Page text =>
════════════════════

Changelog

v0.5.0

Research-driven intelligence — 8 features from arxiv papers

Crawl Intelligence

Bandit URL frontier — UCB1-based online learning scorer (BanditScorer) that groups URLs by structural pattern and learns which groups yield valuable content. BanditDeepCrawlStrategy handles the full learn-while-crawling loop. Based on arxiv 2602.11874.
Neural quality estimation — NeuralQualityScorer predicts page quality from URL structure, anchor text, and parent context. Learns online via gradient descent, with quality propagation from parent pages. Based on arxiv 2506.16146.
Focused crawling with RL — FocusedDeepCrawlStrategy uses Q-learning to maximize on-topic page discovery. Epsilon-greedy exploration with link group discretization. Based on arxiv 2112.07620.

════════════════════

Data rows =>
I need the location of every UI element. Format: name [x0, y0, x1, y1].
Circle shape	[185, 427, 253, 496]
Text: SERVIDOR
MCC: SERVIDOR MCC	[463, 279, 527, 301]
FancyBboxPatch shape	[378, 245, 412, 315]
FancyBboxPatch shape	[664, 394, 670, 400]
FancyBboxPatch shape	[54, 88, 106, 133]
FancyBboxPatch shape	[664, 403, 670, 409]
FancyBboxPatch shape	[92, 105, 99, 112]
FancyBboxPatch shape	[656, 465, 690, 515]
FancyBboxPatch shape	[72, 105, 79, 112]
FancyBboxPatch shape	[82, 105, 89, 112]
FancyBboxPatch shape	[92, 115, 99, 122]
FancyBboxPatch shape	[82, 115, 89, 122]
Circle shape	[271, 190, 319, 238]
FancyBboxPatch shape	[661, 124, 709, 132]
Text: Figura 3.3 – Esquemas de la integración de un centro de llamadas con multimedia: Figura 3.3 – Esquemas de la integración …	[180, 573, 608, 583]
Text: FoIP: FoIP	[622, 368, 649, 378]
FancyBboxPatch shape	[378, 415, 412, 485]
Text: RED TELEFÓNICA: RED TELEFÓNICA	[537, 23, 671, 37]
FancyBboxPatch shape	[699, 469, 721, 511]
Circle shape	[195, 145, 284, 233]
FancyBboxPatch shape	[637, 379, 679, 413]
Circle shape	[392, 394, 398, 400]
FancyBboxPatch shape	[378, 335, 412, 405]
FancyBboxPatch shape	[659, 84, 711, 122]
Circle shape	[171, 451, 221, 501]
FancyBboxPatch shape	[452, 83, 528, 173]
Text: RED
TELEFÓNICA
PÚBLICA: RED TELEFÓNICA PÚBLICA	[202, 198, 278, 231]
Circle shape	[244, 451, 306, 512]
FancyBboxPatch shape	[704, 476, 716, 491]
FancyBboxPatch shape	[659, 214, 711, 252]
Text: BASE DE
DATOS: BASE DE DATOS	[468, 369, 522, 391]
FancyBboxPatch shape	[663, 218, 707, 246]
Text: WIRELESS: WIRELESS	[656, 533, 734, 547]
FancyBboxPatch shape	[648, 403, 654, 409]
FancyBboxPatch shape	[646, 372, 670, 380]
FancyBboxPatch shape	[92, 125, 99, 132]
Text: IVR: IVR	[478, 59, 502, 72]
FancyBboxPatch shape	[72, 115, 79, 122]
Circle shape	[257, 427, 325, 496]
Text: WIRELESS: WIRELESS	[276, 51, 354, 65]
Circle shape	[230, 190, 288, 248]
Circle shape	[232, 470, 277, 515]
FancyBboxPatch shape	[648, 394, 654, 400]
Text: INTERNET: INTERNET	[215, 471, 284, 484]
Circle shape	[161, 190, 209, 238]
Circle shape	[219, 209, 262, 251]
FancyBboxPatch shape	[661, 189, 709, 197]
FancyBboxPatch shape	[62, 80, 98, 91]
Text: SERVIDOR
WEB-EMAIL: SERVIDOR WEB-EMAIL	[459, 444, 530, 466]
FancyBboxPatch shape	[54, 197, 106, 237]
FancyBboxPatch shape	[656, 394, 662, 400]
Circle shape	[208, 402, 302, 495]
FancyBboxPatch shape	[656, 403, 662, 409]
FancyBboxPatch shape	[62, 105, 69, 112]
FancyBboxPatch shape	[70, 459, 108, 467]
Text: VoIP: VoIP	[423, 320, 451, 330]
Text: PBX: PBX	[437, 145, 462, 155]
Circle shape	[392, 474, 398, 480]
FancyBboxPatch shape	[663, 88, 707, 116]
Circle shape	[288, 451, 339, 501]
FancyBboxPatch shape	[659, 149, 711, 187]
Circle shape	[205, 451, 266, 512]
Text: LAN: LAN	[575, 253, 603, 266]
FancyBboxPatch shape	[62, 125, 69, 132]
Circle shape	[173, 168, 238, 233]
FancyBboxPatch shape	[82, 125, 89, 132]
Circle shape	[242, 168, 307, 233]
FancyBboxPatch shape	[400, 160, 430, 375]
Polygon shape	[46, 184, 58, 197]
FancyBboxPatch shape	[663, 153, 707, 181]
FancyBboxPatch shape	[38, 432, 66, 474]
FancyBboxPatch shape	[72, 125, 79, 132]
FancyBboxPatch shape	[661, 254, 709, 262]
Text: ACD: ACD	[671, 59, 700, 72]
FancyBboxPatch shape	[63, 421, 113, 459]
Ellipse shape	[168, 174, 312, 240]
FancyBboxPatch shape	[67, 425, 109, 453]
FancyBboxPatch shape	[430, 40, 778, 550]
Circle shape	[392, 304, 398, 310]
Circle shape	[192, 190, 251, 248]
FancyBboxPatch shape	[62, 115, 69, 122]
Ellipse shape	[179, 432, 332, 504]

════════════════════

Problem set =>
1. Reproduce everything in the changelog from "Crawl Intelligence" down to "on arxiv 2506.16146.".
2. Go on with the changelog, starting right after its last entry.

Answers below =>
1.
Crawl Intelligence

Bandit URL frontier — UCB1-based online learning scorer (BanditScorer) that groups URLs by structural pattern and learns which groups yield valuable content. BanditDeepCrawlStrategy handles the full learn-while-crawling loop. Based on arxiv 2602.11874.
Neural quality estimation — NeuralQualityScorer predicts page quality from URL structure, anchor text, and parent context. Learns online via gradient descent, with quality propagation from parent pages. Based on arxiv 2506.16146.

2.
Content Processing

DOM downsampling — DomDownsampler strips boilerplate tags, filters attributes, collapses single-child containers, and removes empty nodes. 30-85% HTML size reduction before extraction. Based on arxiv 2508.04412.
Composite multi-strategy extraction — CompositeExtractionStrategy detects content regions (prose, tables, code, lists, media) and dispatches each to a specialized extractor. New ProseExtractionStrategy and CodeExtractionStrategy. Based on arxiv 2602.19548.

Cache & Freshness

Multi-signal cache freshness — CacheFreshnessEvaluator combines sitemap lastmod, HTTP headers (ETag, Last-Modified, Cache-Control), content hash, and time decay into a weighted staleness score. Three-tier recommendations: use_cache, revalidate, refetch. Built-in sitemap parser. Based on arxiv 2502.02430.

Browser & Stealth

Hydration-aware readiness — waitForHydration() detects SPA frameworks (React, Vue, Next, Nuxt, Svelte, Angular) and waits for content stability instead of fixed timeouts. 90-100% wait time reduction on most sites. Based on arxiv 2504.03884.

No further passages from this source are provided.